# Exercise inputs start
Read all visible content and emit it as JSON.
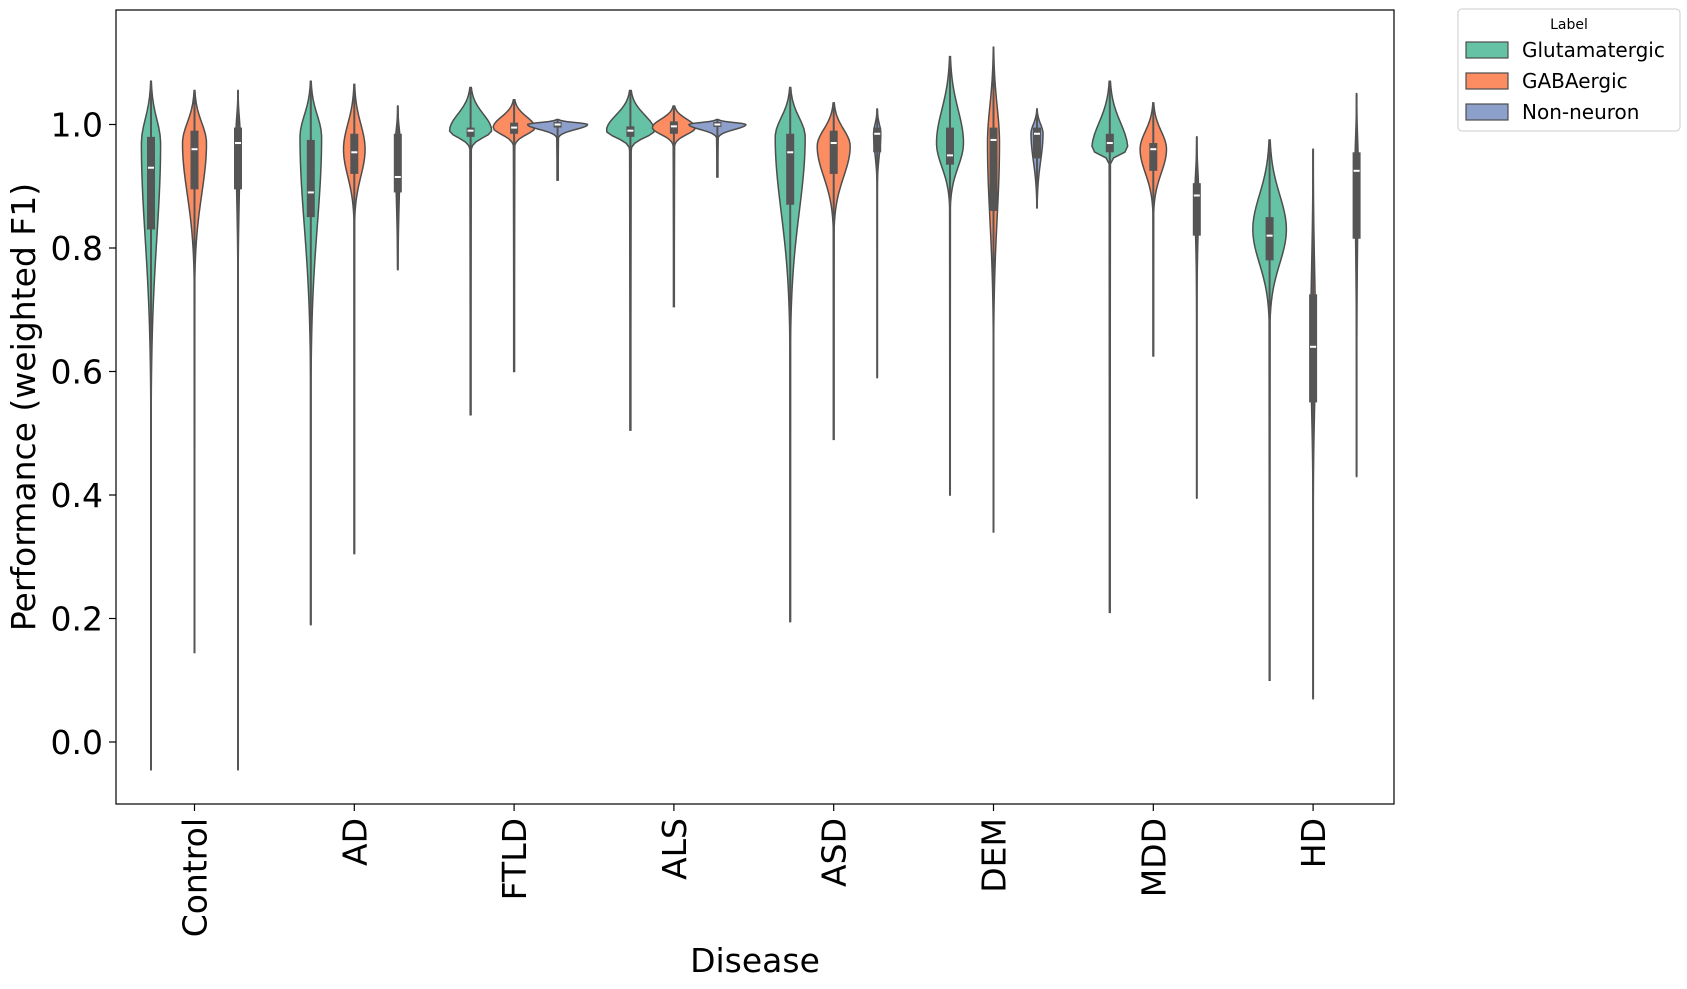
{
  "chart_data": {
    "type": "violin",
    "title": "",
    "xlabel": "Disease",
    "ylabel": "Performance (weighted F1)",
    "ylim": [
      -0.1,
      1.15
    ],
    "yticks": [
      0.0,
      0.2,
      0.4,
      0.6,
      0.8,
      1.0
    ],
    "ytick_labels": [
      "0.0",
      "0.2",
      "0.4",
      "0.6",
      "0.8",
      "1.0"
    ],
    "grid": false,
    "legend": {
      "title": "Label",
      "placement": "outside-top-right",
      "entries": [
        "Glutamatergic",
        "GABAergic",
        "Non-neuron"
      ]
    },
    "colors": {
      "Glutamatergic": "#66c2a5",
      "GABAergic": "#fc8d62",
      "Non-neuron": "#8da0cb",
      "outline": "#4d4d4d",
      "box": "#555555",
      "median": "#ffffff"
    },
    "categories": [
      "Control",
      "AD",
      "FTLD",
      "ALS",
      "ASD",
      "DEM",
      "MDD",
      "HD"
    ],
    "series": [
      {
        "name": "Glutamatergic",
        "stats": [
          {
            "min": -0.045,
            "q1": 0.83,
            "median": 0.93,
            "q3": 0.98,
            "max": 1.07,
            "mode": 0.97,
            "width": 0.32
          },
          {
            "min": 0.19,
            "q1": 0.85,
            "median": 0.89,
            "q3": 0.975,
            "max": 1.07,
            "mode": 0.98,
            "width": 0.36
          },
          {
            "min": 0.53,
            "q1": 0.98,
            "median": 0.99,
            "q3": 0.995,
            "max": 1.06,
            "mode": 0.99,
            "width": 0.7
          },
          {
            "min": 0.505,
            "q1": 0.98,
            "median": 0.99,
            "q3": 0.997,
            "max": 1.055,
            "mode": 0.99,
            "width": 0.8
          },
          {
            "min": 0.195,
            "q1": 0.87,
            "median": 0.955,
            "q3": 0.985,
            "max": 1.06,
            "mode": 0.98,
            "width": 0.5
          },
          {
            "min": 0.4,
            "q1": 0.935,
            "median": 0.95,
            "q3": 0.995,
            "max": 1.11,
            "mode": 0.97,
            "width": 0.45
          },
          {
            "min": 0.21,
            "q1": 0.955,
            "median": 0.97,
            "q3": 0.985,
            "max": 1.07,
            "mode": 0.96,
            "width": 0.6
          },
          {
            "min": 0.1,
            "q1": 0.78,
            "median": 0.82,
            "q3": 0.85,
            "max": 0.975,
            "mode": 0.83,
            "width": 0.56
          }
        ]
      },
      {
        "name": "GABAergic",
        "stats": [
          {
            "min": 0.145,
            "q1": 0.895,
            "median": 0.96,
            "q3": 0.99,
            "max": 1.055,
            "mode": 0.97,
            "width": 0.4
          },
          {
            "min": 0.305,
            "q1": 0.92,
            "median": 0.955,
            "q3": 0.985,
            "max": 1.065,
            "mode": 0.96,
            "width": 0.36
          },
          {
            "min": 0.6,
            "q1": 0.985,
            "median": 0.995,
            "q3": 1.003,
            "max": 1.04,
            "mode": 0.995,
            "width": 0.7
          },
          {
            "min": 0.705,
            "q1": 0.985,
            "median": 0.997,
            "q3": 1.005,
            "max": 1.03,
            "mode": 0.995,
            "width": 0.72
          },
          {
            "min": 0.49,
            "q1": 0.92,
            "median": 0.97,
            "q3": 0.99,
            "max": 1.035,
            "mode": 0.965,
            "width": 0.55
          },
          {
            "min": 0.34,
            "q1": 0.86,
            "median": 0.975,
            "q3": 0.995,
            "max": 1.125,
            "mode": 0.97,
            "width": 0.2
          },
          {
            "min": 0.625,
            "q1": 0.925,
            "median": 0.96,
            "q3": 0.97,
            "max": 1.035,
            "mode": 0.96,
            "width": 0.44
          },
          {
            "min": 0.07,
            "q1": 0.55,
            "median": 0.64,
            "q3": 0.725,
            "max": 0.96,
            "mode": 0.65,
            "width": 0.08
          }
        ]
      },
      {
        "name": "Non-neuron",
        "stats": [
          {
            "min": -0.045,
            "q1": 0.895,
            "median": 0.97,
            "q3": 0.995,
            "max": 1.055,
            "mode": 0.985,
            "width": 0.07
          },
          {
            "min": 0.765,
            "q1": 0.89,
            "median": 0.915,
            "q3": 0.985,
            "max": 1.03,
            "mode": 0.97,
            "width": 0.08
          },
          {
            "min": 0.91,
            "q1": 0.995,
            "median": 1.0,
            "q3": 1.004,
            "max": 1.008,
            "mode": 1.0,
            "width": 1.0
          },
          {
            "min": 0.915,
            "q1": 0.996,
            "median": 1.0,
            "q3": 1.004,
            "max": 1.008,
            "mode": 1.0,
            "width": 0.95
          },
          {
            "min": 0.59,
            "q1": 0.955,
            "median": 0.985,
            "q3": 0.995,
            "max": 1.025,
            "mode": 0.985,
            "width": 0.12
          },
          {
            "min": 0.865,
            "q1": 0.945,
            "median": 0.985,
            "q3": 0.995,
            "max": 1.025,
            "mode": 0.985,
            "width": 0.2
          },
          {
            "min": 0.395,
            "q1": 0.82,
            "median": 0.885,
            "q3": 0.905,
            "max": 0.98,
            "mode": 0.89,
            "width": 0.06
          },
          {
            "min": 0.43,
            "q1": 0.815,
            "median": 0.925,
            "q3": 0.955,
            "max": 1.05,
            "mode": 0.94,
            "width": 0.05
          }
        ]
      }
    ]
  }
}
# Exercise inputs end
Exercise directions.
The pictures should not appear in the copy; every other part of the records above must be returned exactly.

Output for this task.
Read all visible content and emit it as JSON.
{
  "chart_data": {
    "type": "violin",
    "title": "",
    "xlabel": "Disease",
    "ylabel": "Performance (weighted F1)",
    "ylim": [
      -0.1,
      1.15
    ],
    "yticks": [
      0.0,
      0.2,
      0.4,
      0.6,
      0.8,
      1.0
    ],
    "ytick_labels": [
      "0.0",
      "0.2",
      "0.4",
      "0.6",
      "0.8",
      "1.0"
    ],
    "grid": false,
    "legend": {
      "title": "Label",
      "placement": "outside-top-right",
      "entries": [
        "Glutamatergic",
        "GABAergic",
        "Non-neuron"
      ]
    },
    "colors": {
      "Glutamatergic": "#66c2a5",
      "GABAergic": "#fc8d62",
      "Non-neuron": "#8da0cb",
      "outline": "#4d4d4d",
      "box": "#555555",
      "median": "#ffffff"
    },
    "categories": [
      "Control",
      "AD",
      "FTLD",
      "ALS",
      "ASD",
      "DEM",
      "MDD",
      "HD"
    ],
    "series": [
      {
        "name": "Glutamatergic",
        "stats": [
          {
            "min": -0.045,
            "q1": 0.83,
            "median": 0.93,
            "q3": 0.98,
            "max": 1.07,
            "mode": 0.97,
            "width": 0.32
          },
          {
            "min": 0.19,
            "q1": 0.85,
            "median": 0.89,
            "q3": 0.975,
            "max": 1.07,
            "mode": 0.98,
            "width": 0.36
          },
          {
            "min": 0.53,
            "q1": 0.98,
            "median": 0.99,
            "q3": 0.995,
            "max": 1.06,
            "mode": 0.99,
            "width": 0.7
          },
          {
            "min": 0.505,
            "q1": 0.98,
            "median": 0.99,
            "q3": 0.997,
            "max": 1.055,
            "mode": 0.99,
            "width": 0.8
          },
          {
            "min": 0.195,
            "q1": 0.87,
            "median": 0.955,
            "q3": 0.985,
            "max": 1.06,
            "mode": 0.98,
            "width": 0.5
          },
          {
            "min": 0.4,
            "q1": 0.935,
            "median": 0.95,
            "q3": 0.995,
            "max": 1.11,
            "mode": 0.97,
            "width": 0.45
          },
          {
            "min": 0.21,
            "q1": 0.955,
            "median": 0.97,
            "q3": 0.985,
            "max": 1.07,
            "mode": 0.96,
            "width": 0.6
          },
          {
            "min": 0.1,
            "q1": 0.78,
            "median": 0.82,
            "q3": 0.85,
            "max": 0.975,
            "mode": 0.83,
            "width": 0.56
          }
        ]
      },
      {
        "name": "GABAergic",
        "stats": [
          {
            "min": 0.145,
            "q1": 0.895,
            "median": 0.96,
            "q3": 0.99,
            "max": 1.055,
            "mode": 0.97,
            "width": 0.4
          },
          {
            "min": 0.305,
            "q1": 0.92,
            "median": 0.955,
            "q3": 0.985,
            "max": 1.065,
            "mode": 0.96,
            "width": 0.36
          },
          {
            "min": 0.6,
            "q1": 0.985,
            "median": 0.995,
            "q3": 1.003,
            "max": 1.04,
            "mode": 0.995,
            "width": 0.7
          },
          {
            "min": 0.705,
            "q1": 0.985,
            "median": 0.997,
            "q3": 1.005,
            "max": 1.03,
            "mode": 0.995,
            "width": 0.72
          },
          {
            "min": 0.49,
            "q1": 0.92,
            "median": 0.97,
            "q3": 0.99,
            "max": 1.035,
            "mode": 0.965,
            "width": 0.55
          },
          {
            "min": 0.34,
            "q1": 0.86,
            "median": 0.975,
            "q3": 0.995,
            "max": 1.125,
            "mode": 0.97,
            "width": 0.2
          },
          {
            "min": 0.625,
            "q1": 0.925,
            "median": 0.96,
            "q3": 0.97,
            "max": 1.035,
            "mode": 0.96,
            "width": 0.44
          },
          {
            "min": 0.07,
            "q1": 0.55,
            "median": 0.64,
            "q3": 0.725,
            "max": 0.96,
            "mode": 0.65,
            "width": 0.08
          }
        ]
      },
      {
        "name": "Non-neuron",
        "stats": [
          {
            "min": -0.045,
            "q1": 0.895,
            "median": 0.97,
            "q3": 0.995,
            "max": 1.055,
            "mode": 0.985,
            "width": 0.07
          },
          {
            "min": 0.765,
            "q1": 0.89,
            "median": 0.915,
            "q3": 0.985,
            "max": 1.03,
            "mode": 0.97,
            "width": 0.08
          },
          {
            "min": 0.91,
            "q1": 0.995,
            "median": 1.0,
            "q3": 1.004,
            "max": 1.008,
            "mode": 1.0,
            "width": 1.0
          },
          {
            "min": 0.915,
            "q1": 0.996,
            "median": 1.0,
            "q3": 1.004,
            "max": 1.008,
            "mode": 1.0,
            "width": 0.95
          },
          {
            "min": 0.59,
            "q1": 0.955,
            "median": 0.985,
            "q3": 0.995,
            "max": 1.025,
            "mode": 0.985,
            "width": 0.12
          },
          {
            "min": 0.865,
            "q1": 0.945,
            "median": 0.985,
            "q3": 0.995,
            "max": 1.025,
            "mode": 0.985,
            "width": 0.2
          },
          {
            "min": 0.395,
            "q1": 0.82,
            "median": 0.885,
            "q3": 0.905,
            "max": 0.98,
            "mode": 0.89,
            "width": 0.06
          },
          {
            "min": 0.43,
            "q1": 0.815,
            "median": 0.925,
            "q3": 0.955,
            "max": 1.05,
            "mode": 0.94,
            "width": 0.05
          }
        ]
      }
    ]
  }
}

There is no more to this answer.